→ **Instruction**: Every line with the string "garantiz" should be gathered.

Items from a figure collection
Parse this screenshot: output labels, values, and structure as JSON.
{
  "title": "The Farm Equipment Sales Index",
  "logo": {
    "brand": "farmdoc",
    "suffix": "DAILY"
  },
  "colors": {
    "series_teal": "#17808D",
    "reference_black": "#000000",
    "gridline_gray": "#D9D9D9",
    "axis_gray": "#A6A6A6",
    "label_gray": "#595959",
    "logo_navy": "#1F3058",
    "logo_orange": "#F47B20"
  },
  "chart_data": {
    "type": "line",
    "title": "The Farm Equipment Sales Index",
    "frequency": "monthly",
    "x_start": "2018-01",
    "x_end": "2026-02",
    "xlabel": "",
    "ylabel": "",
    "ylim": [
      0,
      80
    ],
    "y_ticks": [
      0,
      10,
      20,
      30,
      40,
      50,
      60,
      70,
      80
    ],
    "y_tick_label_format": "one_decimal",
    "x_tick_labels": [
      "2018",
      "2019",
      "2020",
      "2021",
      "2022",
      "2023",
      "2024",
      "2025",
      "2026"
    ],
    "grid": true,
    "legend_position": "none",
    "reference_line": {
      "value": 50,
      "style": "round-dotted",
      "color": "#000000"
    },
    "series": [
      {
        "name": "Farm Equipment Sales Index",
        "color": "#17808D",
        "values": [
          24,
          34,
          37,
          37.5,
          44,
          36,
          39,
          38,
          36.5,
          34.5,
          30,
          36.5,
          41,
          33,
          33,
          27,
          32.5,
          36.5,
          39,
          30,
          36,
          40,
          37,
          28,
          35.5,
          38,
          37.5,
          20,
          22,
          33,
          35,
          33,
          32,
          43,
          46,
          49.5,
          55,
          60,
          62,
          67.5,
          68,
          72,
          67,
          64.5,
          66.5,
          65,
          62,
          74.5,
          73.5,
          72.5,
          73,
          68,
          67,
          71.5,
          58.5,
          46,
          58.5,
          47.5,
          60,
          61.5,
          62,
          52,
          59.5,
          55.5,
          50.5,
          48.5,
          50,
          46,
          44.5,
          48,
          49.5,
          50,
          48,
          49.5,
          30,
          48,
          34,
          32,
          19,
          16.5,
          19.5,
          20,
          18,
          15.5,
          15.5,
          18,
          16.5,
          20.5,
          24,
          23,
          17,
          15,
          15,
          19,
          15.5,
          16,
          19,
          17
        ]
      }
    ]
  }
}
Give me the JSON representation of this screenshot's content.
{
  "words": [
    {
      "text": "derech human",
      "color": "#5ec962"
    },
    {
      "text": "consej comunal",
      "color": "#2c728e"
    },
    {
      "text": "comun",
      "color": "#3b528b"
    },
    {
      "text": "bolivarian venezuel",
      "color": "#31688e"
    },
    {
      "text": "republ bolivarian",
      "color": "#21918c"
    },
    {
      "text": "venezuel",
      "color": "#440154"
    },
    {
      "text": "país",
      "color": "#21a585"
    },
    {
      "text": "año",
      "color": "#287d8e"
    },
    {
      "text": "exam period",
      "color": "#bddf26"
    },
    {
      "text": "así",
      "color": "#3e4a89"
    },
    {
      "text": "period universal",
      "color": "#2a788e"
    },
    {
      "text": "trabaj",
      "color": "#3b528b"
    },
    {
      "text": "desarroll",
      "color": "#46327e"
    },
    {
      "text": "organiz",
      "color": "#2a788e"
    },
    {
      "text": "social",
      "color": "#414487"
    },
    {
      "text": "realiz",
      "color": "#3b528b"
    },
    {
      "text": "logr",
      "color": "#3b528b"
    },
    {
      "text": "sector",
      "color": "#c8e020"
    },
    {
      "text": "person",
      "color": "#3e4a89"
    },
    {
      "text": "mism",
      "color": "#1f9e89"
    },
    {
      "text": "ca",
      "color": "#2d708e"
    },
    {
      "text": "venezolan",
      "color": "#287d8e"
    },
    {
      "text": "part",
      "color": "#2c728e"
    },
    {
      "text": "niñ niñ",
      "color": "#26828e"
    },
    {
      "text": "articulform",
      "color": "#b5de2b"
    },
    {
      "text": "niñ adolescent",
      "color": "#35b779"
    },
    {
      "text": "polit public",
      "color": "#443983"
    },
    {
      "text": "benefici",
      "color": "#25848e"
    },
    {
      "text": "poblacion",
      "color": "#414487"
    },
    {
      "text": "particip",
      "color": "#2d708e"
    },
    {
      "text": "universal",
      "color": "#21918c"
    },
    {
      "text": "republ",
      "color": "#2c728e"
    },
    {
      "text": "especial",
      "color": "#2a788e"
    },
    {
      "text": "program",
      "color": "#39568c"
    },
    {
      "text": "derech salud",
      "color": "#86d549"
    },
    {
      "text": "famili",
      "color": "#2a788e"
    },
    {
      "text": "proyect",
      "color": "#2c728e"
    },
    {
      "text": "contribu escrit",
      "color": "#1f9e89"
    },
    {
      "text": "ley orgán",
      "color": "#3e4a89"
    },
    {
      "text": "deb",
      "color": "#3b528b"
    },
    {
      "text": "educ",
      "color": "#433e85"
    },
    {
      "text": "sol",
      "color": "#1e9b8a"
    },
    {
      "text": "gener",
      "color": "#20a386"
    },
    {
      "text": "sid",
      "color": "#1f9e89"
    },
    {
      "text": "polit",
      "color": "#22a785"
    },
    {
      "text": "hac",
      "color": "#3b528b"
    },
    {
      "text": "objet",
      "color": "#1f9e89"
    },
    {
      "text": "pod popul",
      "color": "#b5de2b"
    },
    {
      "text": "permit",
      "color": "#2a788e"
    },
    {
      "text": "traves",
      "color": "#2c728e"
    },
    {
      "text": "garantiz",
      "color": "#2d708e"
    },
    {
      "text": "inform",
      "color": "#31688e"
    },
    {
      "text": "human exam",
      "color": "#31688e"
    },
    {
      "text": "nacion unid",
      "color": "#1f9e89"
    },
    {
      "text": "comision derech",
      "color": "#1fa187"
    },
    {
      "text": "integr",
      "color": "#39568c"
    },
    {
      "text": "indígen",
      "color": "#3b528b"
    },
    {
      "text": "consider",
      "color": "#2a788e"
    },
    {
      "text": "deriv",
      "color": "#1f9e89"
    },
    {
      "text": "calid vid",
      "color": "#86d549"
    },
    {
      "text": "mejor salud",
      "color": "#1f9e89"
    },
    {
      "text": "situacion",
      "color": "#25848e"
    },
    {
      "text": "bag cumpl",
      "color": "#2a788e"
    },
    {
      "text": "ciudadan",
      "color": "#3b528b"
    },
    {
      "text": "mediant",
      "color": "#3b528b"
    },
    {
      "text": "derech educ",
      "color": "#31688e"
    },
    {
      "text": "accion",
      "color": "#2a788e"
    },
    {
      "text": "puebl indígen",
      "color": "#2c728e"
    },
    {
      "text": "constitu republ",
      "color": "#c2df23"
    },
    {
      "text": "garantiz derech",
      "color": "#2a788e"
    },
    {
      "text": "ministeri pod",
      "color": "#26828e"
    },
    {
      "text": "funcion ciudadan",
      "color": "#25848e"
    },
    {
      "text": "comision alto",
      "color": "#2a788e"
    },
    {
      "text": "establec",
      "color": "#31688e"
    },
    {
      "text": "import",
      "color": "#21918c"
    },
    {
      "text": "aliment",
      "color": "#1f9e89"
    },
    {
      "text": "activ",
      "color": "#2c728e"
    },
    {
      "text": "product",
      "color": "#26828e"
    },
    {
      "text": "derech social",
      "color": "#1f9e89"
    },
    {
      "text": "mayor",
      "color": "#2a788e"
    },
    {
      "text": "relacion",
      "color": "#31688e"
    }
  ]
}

→ **Task answer**:
      "text": "garantiz",
      "text": "garantiz derech",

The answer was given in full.